### The request
Leave out the pictures and copy everything else in the entries exactly.

Stored data entries:

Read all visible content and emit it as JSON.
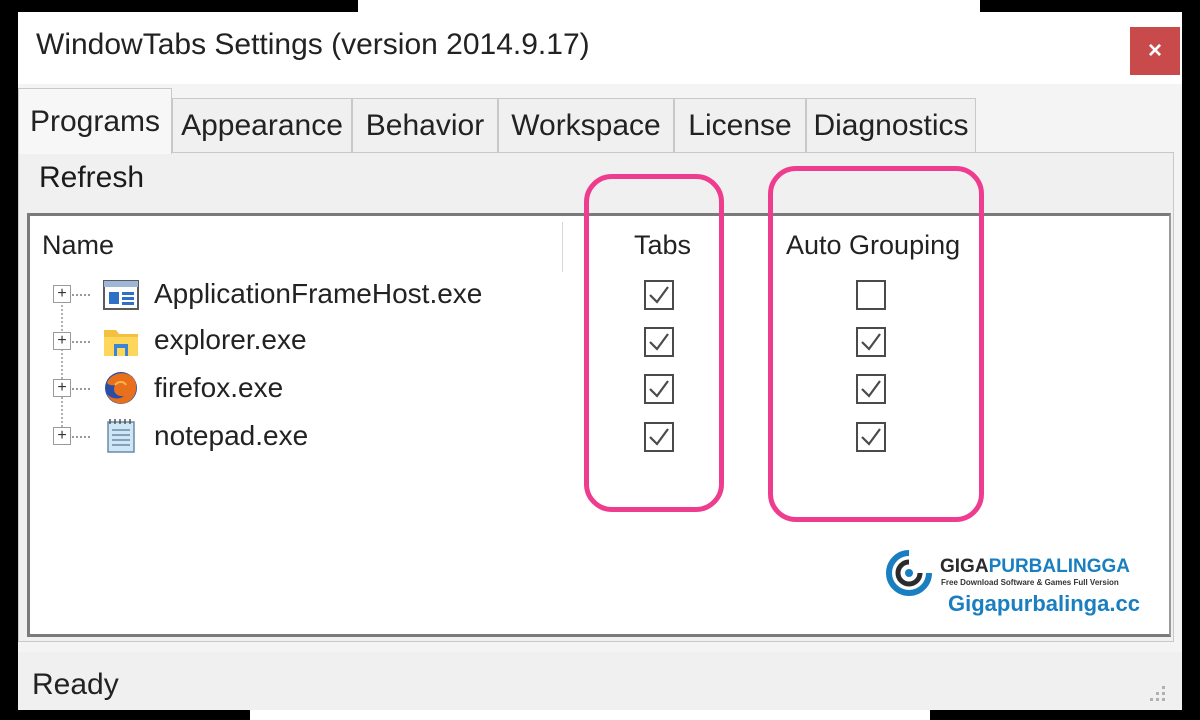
{
  "window": {
    "title": "WindowTabs Settings (version 2014.9.17)",
    "close_label": "×"
  },
  "tabs": [
    "Programs",
    "Appearance",
    "Behavior",
    "Workspace",
    "License",
    "Diagnostics"
  ],
  "active_tab": "Programs",
  "toolbar": {
    "refresh_label": "Refresh"
  },
  "list": {
    "columns": {
      "name": "Name",
      "tabs": "Tabs",
      "auto_grouping": "Auto Grouping"
    },
    "rows": [
      {
        "name": "ApplicationFrameHost.exe",
        "icon": "app-frame-icon",
        "tabs": true,
        "auto_grouping": false
      },
      {
        "name": "explorer.exe",
        "icon": "folder-icon",
        "tabs": true,
        "auto_grouping": true
      },
      {
        "name": "firefox.exe",
        "icon": "firefox-icon",
        "tabs": true,
        "auto_grouping": true
      },
      {
        "name": "notepad.exe",
        "icon": "notepad-icon",
        "tabs": true,
        "auto_grouping": true
      }
    ]
  },
  "status": {
    "text": "Ready"
  },
  "watermark": {
    "brand_left": "GIGA",
    "brand_right": "PURBALINGGA",
    "tagline": "Free Download Software & Games Full Version",
    "url": "Gigapurbalinga.cc"
  },
  "colors": {
    "highlight": "#ee3d8f",
    "close_button": "#c94a4a",
    "watermark_blue": "#1a7fc0"
  }
}
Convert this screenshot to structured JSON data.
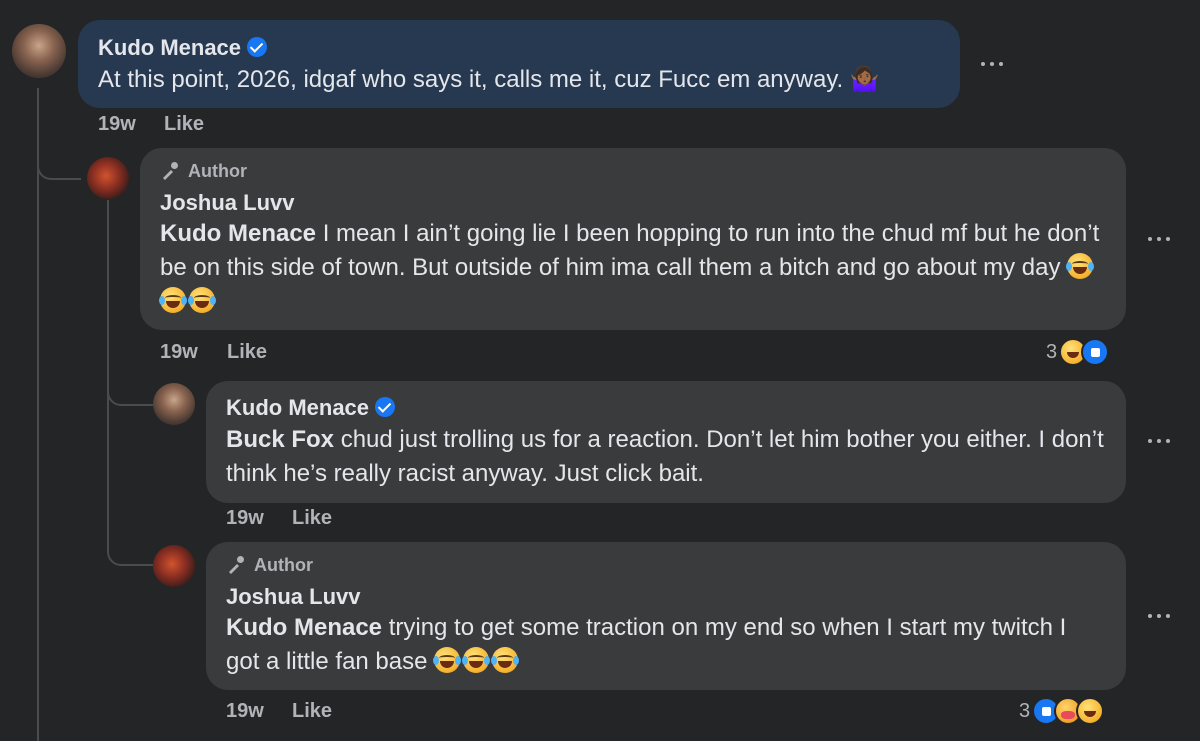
{
  "comments": [
    {
      "author": "Kudo Menace",
      "verified": true,
      "text": "At this point, 2026, idgaf who says it, calls me it, cuz Fucc em anyway. 🤷🏾‍♀️",
      "time": "19w",
      "like": "Like"
    },
    {
      "badge": "Author",
      "author": "Joshua Luvv",
      "mention": "Kudo Menace",
      "text": " I mean I ain’t going lie I been hopping to run into the chud mf but he don’t be on this side of town. But outside of him ima call them a bitch and go about my day",
      "time": "19w",
      "like": "Like",
      "reaction_count": "3",
      "reaction_icons": [
        "haha-icon",
        "like-icon"
      ]
    },
    {
      "author": "Kudo Menace",
      "verified": true,
      "mention": "Buck Fox",
      "text": " chud just trolling us for a reaction. Don’t let him bother you either. I don’t think he’s really racist anyway. Just click bait.",
      "time": "19w",
      "like": "Like"
    },
    {
      "badge": "Author",
      "author": "Joshua Luvv",
      "mention": "Kudo Menace",
      "text": " trying to get some traction on my end so when I start my twitch I got a little fan base",
      "time": "19w",
      "like": "Like",
      "reaction_count": "3",
      "reaction_icons": [
        "like-icon",
        "care-icon",
        "haha-icon"
      ]
    }
  ],
  "colors": {
    "background": "#242526",
    "highlight_bubble": "#263951",
    "reply_bubble": "#3a3b3c",
    "meta": "#b0b3b8",
    "verified": "#1877f2"
  }
}
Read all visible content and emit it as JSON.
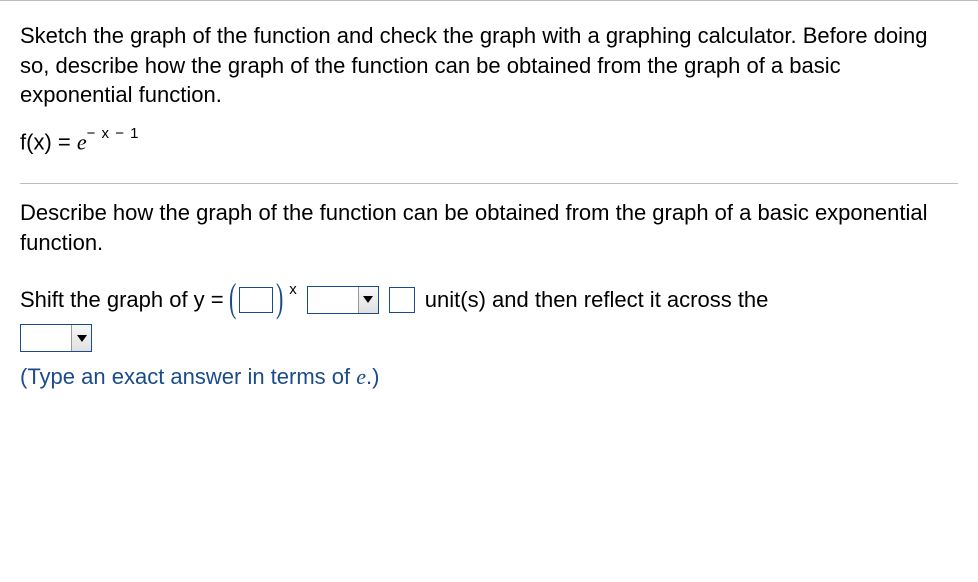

### Response for this exercise
Read all visible content and emit it as JSON.
{
  "window": {
    "title": "WindowTabs Settings (version 2014.9.17)",
    "close_label": "×"
  },
  "tabs": [
    "Programs",
    "Appearance",
    "Behavior",
    "Workspace",
    "License",
    "Diagnostics"
  ],
  "active_tab": "Programs",
  "toolbar": {
    "refresh_label": "Refresh"
  },
  "list": {
    "columns": {
      "name": "Name",
      "tabs": "Tabs",
      "auto_grouping": "Auto Grouping"
    },
    "rows": [
      {
        "name": "ApplicationFrameHost.exe",
        "icon": "app-frame-icon",
        "tabs": true,
        "auto_grouping": false
      },
      {
        "name": "explorer.exe",
        "icon": "folder-icon",
        "tabs": true,
        "auto_grouping": true
      },
      {
        "name": "firefox.exe",
        "icon": "firefox-icon",
        "tabs": true,
        "auto_grouping": true
      },
      {
        "name": "notepad.exe",
        "icon": "notepad-icon",
        "tabs": true,
        "auto_grouping": true
      }
    ]
  },
  "status": {
    "text": "Ready"
  },
  "watermark": {
    "brand_left": "GIGA",
    "brand_right": "PURBALINGGA",
    "tagline": "Free Download Software & Games Full Version",
    "url": "Gigapurbalinga.cc"
  },
  "colors": {
    "highlight": "#ee3d8f",
    "close_button": "#c94a4a",
    "watermark_blue": "#1a7fc0"
  }
}
Convert this screenshot to structured JSON data.
{
  "comments": [
    {
      "author": "Kudo Menace",
      "verified": true,
      "text": "At this point, 2026, idgaf who says it, calls me it, cuz Fucc em anyway. 🤷🏾‍♀️",
      "time": "19w",
      "like": "Like"
    },
    {
      "badge": "Author",
      "author": "Joshua Luvv",
      "mention": "Kudo Menace",
      "text": " I mean I ain’t going lie I been hopping to run into the chud mf but he don’t be on this side of town. But outside of him ima call them a bitch and go about my day",
      "time": "19w",
      "like": "Like",
      "reaction_count": "3",
      "reaction_icons": [
        "haha-icon",
        "like-icon"
      ]
    },
    {
      "author": "Kudo Menace",
      "verified": true,
      "mention": "Buck Fox",
      "text": " chud just trolling us for a reaction. Don’t let him bother you either. I don’t think he’s really racist anyway. Just click bait.",
      "time": "19w",
      "like": "Like"
    },
    {
      "badge": "Author",
      "author": "Joshua Luvv",
      "mention": "Kudo Menace",
      "text": " trying to get some traction on my end so when I start my twitch I got a little fan base",
      "time": "19w",
      "like": "Like",
      "reaction_count": "3",
      "reaction_icons": [
        "like-icon",
        "care-icon",
        "haha-icon"
      ]
    }
  ],
  "colors": {
    "background": "#242526",
    "highlight_bubble": "#263951",
    "reply_bubble": "#3a3b3c",
    "meta": "#b0b3b8",
    "verified": "#1877f2"
  }
}
Read all visible content and emit it as JSON.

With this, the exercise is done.